Stated task:
Identify all lines in the listing that include the word "very", and copy them out.

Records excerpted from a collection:
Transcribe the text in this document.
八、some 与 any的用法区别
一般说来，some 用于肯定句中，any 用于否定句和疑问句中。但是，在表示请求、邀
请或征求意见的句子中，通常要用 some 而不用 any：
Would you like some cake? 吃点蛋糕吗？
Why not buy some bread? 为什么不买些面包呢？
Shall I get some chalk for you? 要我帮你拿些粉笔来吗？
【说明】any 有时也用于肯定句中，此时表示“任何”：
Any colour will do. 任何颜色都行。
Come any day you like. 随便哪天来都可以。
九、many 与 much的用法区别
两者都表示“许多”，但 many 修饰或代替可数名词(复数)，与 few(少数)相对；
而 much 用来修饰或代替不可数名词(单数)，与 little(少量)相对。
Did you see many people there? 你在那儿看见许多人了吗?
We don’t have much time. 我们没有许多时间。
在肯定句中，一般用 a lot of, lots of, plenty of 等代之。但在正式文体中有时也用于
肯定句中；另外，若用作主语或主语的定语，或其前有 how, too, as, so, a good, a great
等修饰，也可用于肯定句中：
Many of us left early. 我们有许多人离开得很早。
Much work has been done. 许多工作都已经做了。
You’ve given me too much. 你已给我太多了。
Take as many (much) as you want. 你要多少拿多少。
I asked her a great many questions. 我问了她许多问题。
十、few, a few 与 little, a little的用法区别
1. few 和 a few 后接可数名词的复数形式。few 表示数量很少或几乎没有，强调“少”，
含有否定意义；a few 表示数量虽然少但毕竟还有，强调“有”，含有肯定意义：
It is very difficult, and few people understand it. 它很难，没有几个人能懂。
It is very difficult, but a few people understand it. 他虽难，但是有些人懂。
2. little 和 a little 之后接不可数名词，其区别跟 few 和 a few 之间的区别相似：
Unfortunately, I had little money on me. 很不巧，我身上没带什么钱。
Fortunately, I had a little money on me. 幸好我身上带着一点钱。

Solution to the problem:
It is very difficult, and few people understand it. 它很难，没有几个人能懂。
It is very difficult, but a few people understand it. 他虽难，但是有些人懂。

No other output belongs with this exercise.